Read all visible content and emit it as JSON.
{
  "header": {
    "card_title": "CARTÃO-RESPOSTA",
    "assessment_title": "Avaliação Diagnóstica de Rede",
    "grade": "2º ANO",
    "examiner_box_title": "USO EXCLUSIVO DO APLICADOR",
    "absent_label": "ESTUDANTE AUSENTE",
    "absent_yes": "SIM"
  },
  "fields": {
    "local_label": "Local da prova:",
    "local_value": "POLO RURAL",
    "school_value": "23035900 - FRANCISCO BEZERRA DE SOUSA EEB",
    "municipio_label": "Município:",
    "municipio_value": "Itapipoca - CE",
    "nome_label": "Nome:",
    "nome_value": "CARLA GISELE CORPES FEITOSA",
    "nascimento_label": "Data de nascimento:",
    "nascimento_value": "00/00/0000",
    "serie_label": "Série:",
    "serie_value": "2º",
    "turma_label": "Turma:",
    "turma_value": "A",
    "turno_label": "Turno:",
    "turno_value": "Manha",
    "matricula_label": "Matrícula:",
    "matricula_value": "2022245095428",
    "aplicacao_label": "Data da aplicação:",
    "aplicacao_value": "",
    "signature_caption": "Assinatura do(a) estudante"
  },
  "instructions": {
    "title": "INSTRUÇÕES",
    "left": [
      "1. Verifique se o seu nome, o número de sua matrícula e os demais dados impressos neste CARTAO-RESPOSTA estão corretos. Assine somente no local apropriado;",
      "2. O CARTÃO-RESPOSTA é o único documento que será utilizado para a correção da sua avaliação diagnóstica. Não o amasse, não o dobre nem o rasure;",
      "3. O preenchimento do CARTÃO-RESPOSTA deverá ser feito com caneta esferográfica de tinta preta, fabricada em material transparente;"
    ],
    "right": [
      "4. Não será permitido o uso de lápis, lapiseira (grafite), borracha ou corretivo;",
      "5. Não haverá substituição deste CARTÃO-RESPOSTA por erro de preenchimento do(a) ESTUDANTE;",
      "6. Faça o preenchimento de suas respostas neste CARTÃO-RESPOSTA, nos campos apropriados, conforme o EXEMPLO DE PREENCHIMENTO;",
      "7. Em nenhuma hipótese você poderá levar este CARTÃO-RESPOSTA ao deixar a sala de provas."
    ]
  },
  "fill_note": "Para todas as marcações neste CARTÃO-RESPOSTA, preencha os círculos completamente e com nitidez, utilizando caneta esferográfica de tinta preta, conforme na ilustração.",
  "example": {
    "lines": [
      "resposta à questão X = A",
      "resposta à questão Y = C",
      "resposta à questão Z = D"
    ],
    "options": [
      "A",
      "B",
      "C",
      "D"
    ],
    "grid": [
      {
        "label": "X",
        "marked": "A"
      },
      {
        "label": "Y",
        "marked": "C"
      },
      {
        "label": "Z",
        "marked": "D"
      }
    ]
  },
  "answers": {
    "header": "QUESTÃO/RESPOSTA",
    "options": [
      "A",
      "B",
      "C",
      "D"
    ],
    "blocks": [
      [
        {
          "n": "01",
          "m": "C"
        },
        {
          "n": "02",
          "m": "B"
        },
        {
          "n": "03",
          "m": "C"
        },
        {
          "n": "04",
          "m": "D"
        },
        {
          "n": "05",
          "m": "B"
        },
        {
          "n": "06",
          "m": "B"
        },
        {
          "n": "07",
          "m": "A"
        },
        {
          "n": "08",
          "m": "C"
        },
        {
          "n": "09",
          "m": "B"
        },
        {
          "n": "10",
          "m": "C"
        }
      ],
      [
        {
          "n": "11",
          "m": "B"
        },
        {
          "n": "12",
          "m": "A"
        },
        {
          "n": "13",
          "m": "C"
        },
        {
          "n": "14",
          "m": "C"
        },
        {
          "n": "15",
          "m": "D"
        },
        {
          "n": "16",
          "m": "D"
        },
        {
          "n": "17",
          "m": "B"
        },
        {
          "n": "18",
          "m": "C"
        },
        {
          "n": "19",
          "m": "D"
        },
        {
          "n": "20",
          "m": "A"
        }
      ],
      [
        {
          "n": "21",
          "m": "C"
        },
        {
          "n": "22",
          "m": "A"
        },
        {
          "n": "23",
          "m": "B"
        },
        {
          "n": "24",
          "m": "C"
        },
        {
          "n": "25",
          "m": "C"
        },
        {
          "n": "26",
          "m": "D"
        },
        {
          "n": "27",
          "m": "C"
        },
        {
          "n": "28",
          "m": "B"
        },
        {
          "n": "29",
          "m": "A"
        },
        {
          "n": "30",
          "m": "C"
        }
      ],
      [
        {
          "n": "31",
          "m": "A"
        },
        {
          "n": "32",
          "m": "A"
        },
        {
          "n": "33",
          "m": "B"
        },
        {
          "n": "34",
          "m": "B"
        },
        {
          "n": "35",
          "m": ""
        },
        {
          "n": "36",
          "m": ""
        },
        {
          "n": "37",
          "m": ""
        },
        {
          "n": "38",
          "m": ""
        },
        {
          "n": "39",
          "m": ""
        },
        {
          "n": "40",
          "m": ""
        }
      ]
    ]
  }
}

* * *

■ **WORK TO DO**:
Print the entries exactly. Include every one.

■ **SOLVED EXERCISE**:
Read all visible content and emit it as JSON.
{
  "header": {
    "card_title": "CARTÃO-RESPOSTA",
    "assessment_title": "Avaliação Diagnóstica de Rede",
    "grade": "2º ANO",
    "examiner_box_title": "USO EXCLUSIVO DO APLICADOR",
    "absent_label": "ESTUDANTE AUSENTE",
    "absent_yes": "SIM"
  },
  "fields": {
    "local_label": "Local da prova:",
    "local_value": "POLO RURAL",
    "school_value": "23035900 - FRANCISCO BEZERRA DE SOUSA EEB",
    "municipio_label": "Município:",
    "municipio_value": "Itapipoca - CE",
    "nome_label": "Nome:",
    "nome_value": "CARLA GISELE CORPES FEITOSA",
    "nascimento_label": "Data de nascimento:",
    "nascimento_value": "00/00/0000",
    "serie_label": "Série:",
    "serie_value": "2º",
    "turma_label": "Turma:",
    "turma_value": "A",
    "turno_label": "Turno:",
    "turno_value": "Manha",
    "matricula_label": "Matrícula:",
    "matricula_value": "2022245095428",
    "aplicacao_label": "Data da aplicação:",
    "aplicacao_value": "",
    "signature_caption": "Assinatura do(a) estudante"
  },
  "instructions": {
    "title": "INSTRUÇÕES",
    "left": [
      "1. Verifique se o seu nome, o número de sua matrícula e os demais dados impressos neste CARTAO-RESPOSTA estão corretos. Assine somente no local apropriado;",
      "2. O CARTÃO-RESPOSTA é o único documento que será utilizado para a correção da sua avaliação diagnóstica. Não o amasse, não o dobre nem o rasure;",
      "3. O preenchimento do CARTÃO-RESPOSTA deverá ser feito com caneta esferográfica de tinta preta, fabricada em material transparente;"
    ],
    "right": [
      "4. Não será permitido o uso de lápis, lapiseira (grafite), borracha ou corretivo;",
      "5. Não haverá substituição deste CARTÃO-RESPOSTA por erro de preenchimento do(a) ESTUDANTE;",
      "6. Faça o preenchimento de suas respostas neste CARTÃO-RESPOSTA, nos campos apropriados, conforme o EXEMPLO DE PREENCHIMENTO;",
      "7. Em nenhuma hipótese você poderá levar este CARTÃO-RESPOSTA ao deixar a sala de provas."
    ]
  },
  "fill_note": "Para todas as marcações neste CARTÃO-RESPOSTA, preencha os círculos completamente e com nitidez, utilizando caneta esferográfica de tinta preta, conforme na ilustração.",
  "example": {
    "lines": [
      "resposta à questão X = A",
      "resposta à questão Y = C",
      "resposta à questão Z = D"
    ],
    "options": [
      "A",
      "B",
      "C",
      "D"
    ],
    "grid": [
      {
        "label": "X",
        "marked": "A"
      },
      {
        "label": "Y",
        "marked": "C"
      },
      {
        "label": "Z",
        "marked": "D"
      }
    ]
  },
  "answers": {
    "header": "QUESTÃO/RESPOSTA",
    "options": [
      "A",
      "B",
      "C",
      "D"
    ],
    "blocks": [
      [
        {
          "n": "01",
          "m": "C"
        },
        {
          "n": "02",
          "m": "B"
        },
        {
          "n": "03",
          "m": "C"
        },
        {
          "n": "04",
          "m": "D"
        },
        {
          "n": "05",
          "m": "B"
        },
        {
          "n": "06",
          "m": "B"
        },
        {
          "n": "07",
          "m": "A"
        },
        {
          "n": "08",
          "m": "C"
        },
        {
          "n": "09",
          "m": "B"
        },
        {
          "n": "10",
          "m": "C"
        }
      ],
      [
        {
          "n": "11",
          "m": "B"
        },
        {
          "n": "12",
          "m": "A"
        },
        {
          "n": "13",
          "m": "C"
        },
        {
          "n": "14",
          "m": "C"
        },
        {
          "n": "15",
          "m": "D"
        },
        {
          "n": "16",
          "m": "D"
        },
        {
          "n": "17",
          "m": "B"
        },
        {
          "n": "18",
          "m": "C"
        },
        {
          "n": "19",
          "m": "D"
        },
        {
          "n": "20",
          "m": "A"
        }
      ],
      [
        {
          "n": "21",
          "m": "C"
        },
        {
          "n": "22",
          "m": "A"
        },
        {
          "n": "23",
          "m": "B"
        },
        {
          "n": "24",
          "m": "C"
        },
        {
          "n": "25",
          "m": "C"
        },
        {
          "n": "26",
          "m": "D"
        },
        {
          "n": "27",
          "m": "C"
        },
        {
          "n": "28",
          "m": "B"
        },
        {
          "n": "29",
          "m": "A"
        },
        {
          "n": "30",
          "m": "C"
        }
      ],
      [
        {
          "n": "31",
          "m": "A"
        },
        {
          "n": "32",
          "m": "A"
        },
        {
          "n": "33",
          "m": "B"
        },
        {
          "n": "34",
          "m": "B"
        },
        {
          "n": "35",
          "m": ""
        },
        {
          "n": "36",
          "m": ""
        },
        {
          "n": "37",
          "m": ""
        },
        {
          "n": "38",
          "m": ""
        },
        {
          "n": "39",
          "m": ""
        },
        {
          "n": "40",
          "m": ""
        }
      ]
    ]
  }
}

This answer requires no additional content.